» Problem details
Count every line that holds the string "text", and report the number alone.

» Dataset content

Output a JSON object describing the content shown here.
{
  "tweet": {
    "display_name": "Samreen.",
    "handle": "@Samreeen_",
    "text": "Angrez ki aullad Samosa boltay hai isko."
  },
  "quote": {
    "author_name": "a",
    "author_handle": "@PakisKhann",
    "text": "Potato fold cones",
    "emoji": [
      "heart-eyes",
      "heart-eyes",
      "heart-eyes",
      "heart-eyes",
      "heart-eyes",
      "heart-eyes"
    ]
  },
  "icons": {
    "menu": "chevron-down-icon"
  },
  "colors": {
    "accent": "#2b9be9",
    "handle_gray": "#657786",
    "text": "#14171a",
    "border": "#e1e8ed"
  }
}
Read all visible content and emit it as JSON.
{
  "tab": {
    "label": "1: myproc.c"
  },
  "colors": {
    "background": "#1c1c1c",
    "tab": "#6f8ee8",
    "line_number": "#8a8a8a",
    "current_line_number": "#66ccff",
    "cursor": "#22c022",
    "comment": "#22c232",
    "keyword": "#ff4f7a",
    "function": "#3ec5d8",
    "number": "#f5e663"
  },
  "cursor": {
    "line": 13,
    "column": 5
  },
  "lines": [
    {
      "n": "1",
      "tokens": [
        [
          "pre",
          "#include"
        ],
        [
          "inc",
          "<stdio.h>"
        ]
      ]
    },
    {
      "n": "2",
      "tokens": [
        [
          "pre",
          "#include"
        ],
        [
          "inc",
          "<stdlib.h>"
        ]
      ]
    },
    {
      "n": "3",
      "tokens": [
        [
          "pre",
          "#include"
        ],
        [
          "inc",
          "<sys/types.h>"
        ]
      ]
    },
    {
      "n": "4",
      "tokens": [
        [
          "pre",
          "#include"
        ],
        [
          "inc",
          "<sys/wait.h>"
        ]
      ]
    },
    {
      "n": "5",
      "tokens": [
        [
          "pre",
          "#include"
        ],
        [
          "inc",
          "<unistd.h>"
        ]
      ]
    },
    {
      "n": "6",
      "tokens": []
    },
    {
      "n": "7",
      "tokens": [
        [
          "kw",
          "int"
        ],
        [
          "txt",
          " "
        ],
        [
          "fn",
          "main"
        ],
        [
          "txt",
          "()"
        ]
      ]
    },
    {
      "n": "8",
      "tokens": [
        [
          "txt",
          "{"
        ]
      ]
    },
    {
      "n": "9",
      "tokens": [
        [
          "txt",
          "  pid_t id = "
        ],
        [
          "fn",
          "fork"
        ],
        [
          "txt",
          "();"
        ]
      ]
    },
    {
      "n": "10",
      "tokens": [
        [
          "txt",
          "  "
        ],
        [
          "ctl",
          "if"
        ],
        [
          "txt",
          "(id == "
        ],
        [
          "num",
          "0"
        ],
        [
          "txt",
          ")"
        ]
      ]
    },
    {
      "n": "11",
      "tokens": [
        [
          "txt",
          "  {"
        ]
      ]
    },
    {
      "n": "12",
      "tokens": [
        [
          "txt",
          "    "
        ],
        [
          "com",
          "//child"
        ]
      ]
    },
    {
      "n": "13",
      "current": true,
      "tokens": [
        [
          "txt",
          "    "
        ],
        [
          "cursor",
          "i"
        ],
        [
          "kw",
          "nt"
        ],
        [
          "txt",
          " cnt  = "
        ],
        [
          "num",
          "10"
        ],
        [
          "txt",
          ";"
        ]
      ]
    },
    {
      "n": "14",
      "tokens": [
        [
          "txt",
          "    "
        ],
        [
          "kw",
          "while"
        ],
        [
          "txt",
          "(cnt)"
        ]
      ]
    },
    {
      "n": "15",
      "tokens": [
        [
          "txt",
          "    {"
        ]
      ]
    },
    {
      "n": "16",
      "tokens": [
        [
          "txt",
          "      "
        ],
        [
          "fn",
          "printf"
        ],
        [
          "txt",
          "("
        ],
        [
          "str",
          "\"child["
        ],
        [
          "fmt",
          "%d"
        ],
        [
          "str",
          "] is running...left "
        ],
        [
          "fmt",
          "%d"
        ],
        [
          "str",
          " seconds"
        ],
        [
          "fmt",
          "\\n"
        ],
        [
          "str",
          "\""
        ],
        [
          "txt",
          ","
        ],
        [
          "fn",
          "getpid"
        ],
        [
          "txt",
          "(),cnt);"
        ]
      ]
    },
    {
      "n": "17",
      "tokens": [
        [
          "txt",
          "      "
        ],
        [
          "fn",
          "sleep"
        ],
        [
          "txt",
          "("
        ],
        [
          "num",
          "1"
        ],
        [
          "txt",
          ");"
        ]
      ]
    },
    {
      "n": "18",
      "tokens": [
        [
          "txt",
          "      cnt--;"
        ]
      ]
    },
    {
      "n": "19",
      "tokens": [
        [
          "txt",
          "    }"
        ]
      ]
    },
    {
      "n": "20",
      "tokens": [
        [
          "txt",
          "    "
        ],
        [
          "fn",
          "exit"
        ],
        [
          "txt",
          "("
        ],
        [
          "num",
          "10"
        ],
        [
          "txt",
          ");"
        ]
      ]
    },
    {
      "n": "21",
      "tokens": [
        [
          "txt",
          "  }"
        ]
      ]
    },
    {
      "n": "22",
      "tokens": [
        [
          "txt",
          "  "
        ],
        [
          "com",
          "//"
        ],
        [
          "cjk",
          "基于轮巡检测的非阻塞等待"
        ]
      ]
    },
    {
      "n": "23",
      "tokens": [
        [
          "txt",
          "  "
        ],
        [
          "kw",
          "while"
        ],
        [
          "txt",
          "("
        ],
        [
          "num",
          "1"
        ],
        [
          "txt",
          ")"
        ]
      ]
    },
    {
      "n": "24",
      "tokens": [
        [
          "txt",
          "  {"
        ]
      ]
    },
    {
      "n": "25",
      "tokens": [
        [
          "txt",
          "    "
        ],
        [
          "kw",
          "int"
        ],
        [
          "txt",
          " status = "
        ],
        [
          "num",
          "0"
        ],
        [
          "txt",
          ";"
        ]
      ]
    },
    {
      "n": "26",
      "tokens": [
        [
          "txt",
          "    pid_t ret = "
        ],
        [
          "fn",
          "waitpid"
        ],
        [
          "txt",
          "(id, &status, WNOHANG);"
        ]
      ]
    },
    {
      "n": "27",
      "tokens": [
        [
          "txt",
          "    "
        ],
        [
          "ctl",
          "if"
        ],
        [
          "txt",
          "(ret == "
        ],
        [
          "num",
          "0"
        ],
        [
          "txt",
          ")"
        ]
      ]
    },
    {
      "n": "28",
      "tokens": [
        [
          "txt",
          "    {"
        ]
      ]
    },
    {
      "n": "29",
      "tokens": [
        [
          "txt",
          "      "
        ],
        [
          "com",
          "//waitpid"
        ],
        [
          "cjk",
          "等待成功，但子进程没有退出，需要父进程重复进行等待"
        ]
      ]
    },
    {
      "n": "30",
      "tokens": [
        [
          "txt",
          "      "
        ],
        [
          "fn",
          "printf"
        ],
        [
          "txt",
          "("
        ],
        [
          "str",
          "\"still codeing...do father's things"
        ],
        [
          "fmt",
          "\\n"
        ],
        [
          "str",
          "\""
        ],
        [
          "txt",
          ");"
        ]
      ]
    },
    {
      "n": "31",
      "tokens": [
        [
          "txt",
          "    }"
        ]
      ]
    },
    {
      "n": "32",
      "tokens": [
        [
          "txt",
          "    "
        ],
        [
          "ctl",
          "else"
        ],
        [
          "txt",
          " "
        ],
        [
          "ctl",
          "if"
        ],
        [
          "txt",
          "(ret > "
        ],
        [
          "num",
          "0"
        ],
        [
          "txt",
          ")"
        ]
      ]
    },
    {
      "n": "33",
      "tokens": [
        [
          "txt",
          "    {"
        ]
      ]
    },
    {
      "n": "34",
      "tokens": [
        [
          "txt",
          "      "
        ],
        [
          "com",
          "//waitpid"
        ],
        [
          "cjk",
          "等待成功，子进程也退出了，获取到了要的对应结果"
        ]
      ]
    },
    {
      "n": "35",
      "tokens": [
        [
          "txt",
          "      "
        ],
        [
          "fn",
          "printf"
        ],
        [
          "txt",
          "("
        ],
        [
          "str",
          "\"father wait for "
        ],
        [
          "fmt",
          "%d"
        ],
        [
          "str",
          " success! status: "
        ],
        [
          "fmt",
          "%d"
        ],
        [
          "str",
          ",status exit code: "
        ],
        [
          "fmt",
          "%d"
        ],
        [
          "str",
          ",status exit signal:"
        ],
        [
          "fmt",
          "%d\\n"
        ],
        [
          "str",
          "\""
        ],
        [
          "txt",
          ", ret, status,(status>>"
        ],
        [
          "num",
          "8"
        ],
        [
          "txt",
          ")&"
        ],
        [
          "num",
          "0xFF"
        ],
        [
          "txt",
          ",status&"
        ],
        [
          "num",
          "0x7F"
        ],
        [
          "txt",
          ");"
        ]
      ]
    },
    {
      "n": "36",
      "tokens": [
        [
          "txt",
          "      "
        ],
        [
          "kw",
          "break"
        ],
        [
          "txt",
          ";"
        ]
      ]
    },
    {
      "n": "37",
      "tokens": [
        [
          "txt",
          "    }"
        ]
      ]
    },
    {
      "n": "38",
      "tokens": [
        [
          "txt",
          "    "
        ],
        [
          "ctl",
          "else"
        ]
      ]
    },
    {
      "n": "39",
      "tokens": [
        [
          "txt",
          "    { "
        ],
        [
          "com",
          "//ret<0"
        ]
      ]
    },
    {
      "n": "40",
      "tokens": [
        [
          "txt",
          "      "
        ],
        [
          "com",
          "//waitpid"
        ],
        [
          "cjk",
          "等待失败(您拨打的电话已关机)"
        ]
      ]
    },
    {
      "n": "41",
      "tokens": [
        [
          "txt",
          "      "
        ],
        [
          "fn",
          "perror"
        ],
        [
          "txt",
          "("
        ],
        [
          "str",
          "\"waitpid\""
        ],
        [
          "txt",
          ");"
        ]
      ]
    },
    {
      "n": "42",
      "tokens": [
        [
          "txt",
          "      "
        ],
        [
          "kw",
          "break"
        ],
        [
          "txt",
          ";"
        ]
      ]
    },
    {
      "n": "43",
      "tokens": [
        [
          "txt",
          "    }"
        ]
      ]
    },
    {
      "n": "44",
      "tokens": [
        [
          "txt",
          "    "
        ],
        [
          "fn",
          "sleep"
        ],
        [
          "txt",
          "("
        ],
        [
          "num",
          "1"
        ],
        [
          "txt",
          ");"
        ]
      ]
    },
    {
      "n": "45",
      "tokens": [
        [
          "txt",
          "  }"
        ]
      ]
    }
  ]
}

» Result of this exercise
3